begin GIVEN DATA

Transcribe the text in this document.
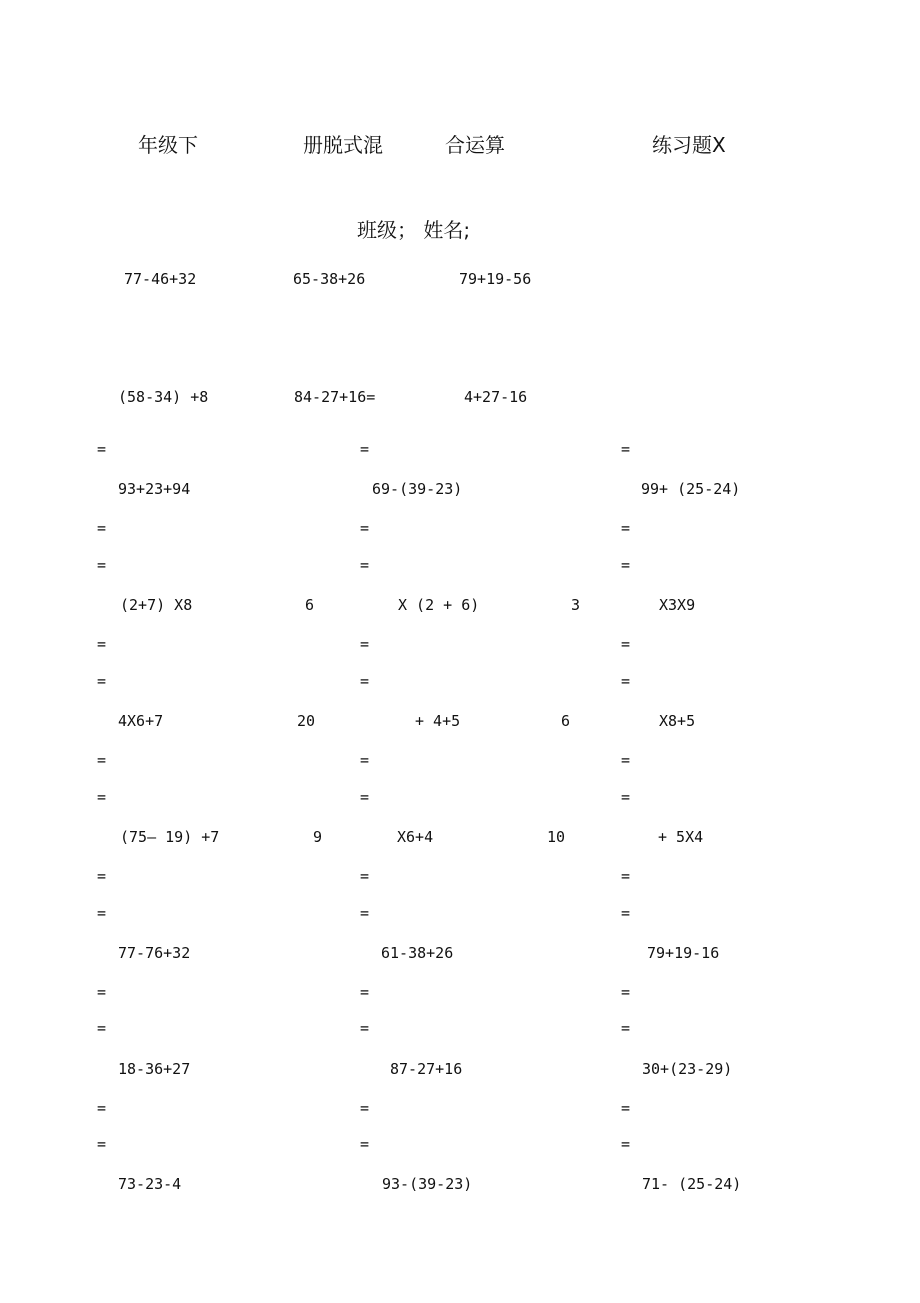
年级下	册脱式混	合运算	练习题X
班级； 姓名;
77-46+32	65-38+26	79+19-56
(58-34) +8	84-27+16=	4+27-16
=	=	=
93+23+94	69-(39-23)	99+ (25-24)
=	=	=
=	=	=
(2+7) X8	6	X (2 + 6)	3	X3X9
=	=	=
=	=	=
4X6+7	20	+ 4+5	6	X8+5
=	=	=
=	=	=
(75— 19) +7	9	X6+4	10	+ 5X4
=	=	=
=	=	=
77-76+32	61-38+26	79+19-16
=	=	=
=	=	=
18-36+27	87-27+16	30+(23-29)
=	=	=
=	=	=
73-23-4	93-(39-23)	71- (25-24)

end GIVEN DATA
begin GIVEN DATA

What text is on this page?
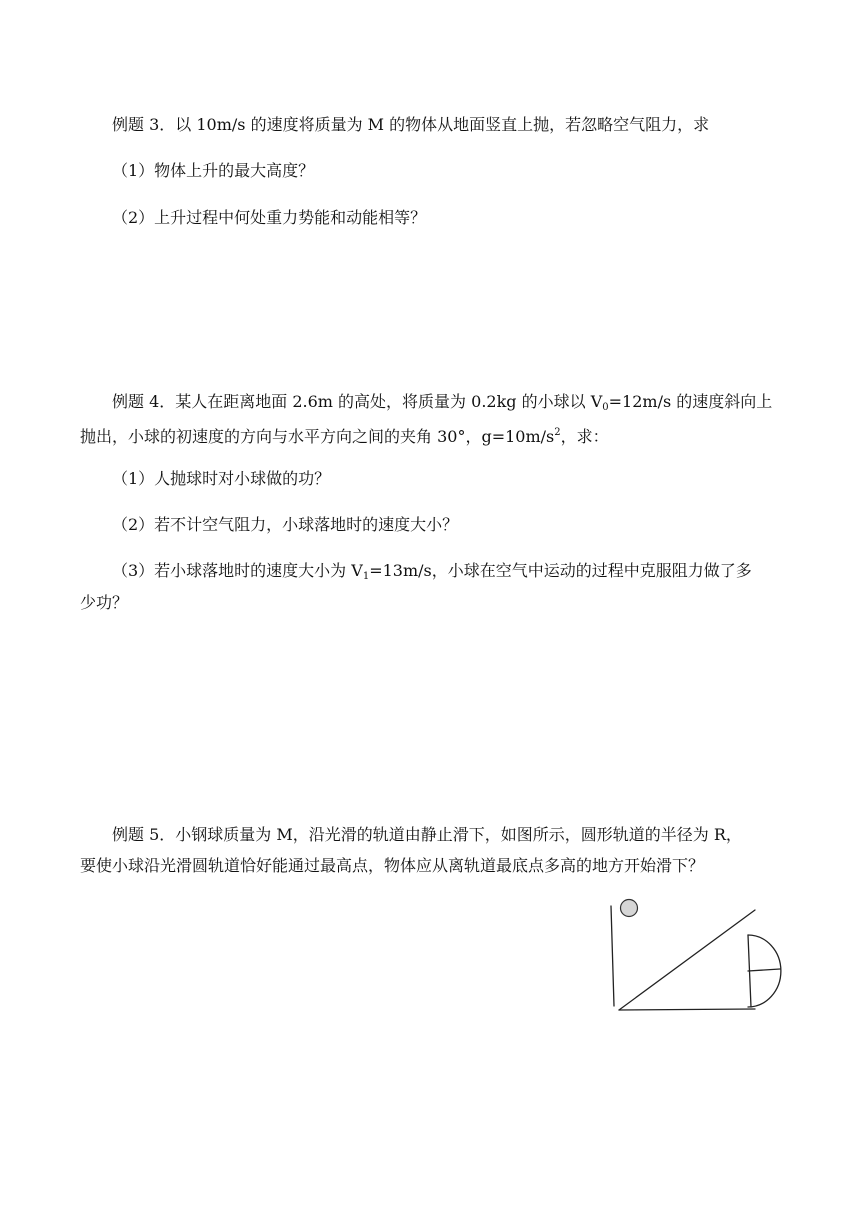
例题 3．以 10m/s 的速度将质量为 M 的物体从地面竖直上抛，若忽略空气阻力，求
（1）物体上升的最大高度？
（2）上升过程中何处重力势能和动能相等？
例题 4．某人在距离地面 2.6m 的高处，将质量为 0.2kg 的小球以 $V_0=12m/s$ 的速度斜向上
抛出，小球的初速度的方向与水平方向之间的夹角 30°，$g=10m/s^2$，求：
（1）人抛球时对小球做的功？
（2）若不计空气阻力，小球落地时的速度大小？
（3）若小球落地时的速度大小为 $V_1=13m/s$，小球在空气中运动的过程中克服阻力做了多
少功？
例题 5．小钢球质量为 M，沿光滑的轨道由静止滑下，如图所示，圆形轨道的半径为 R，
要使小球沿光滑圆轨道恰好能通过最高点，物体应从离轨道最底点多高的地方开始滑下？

end GIVEN DATA

- AIM OF THE EXERCISE
Identify and copy all lines with the word "text".

- COMPLETED TASK
Transcribe the text in this document.
What text is on this page?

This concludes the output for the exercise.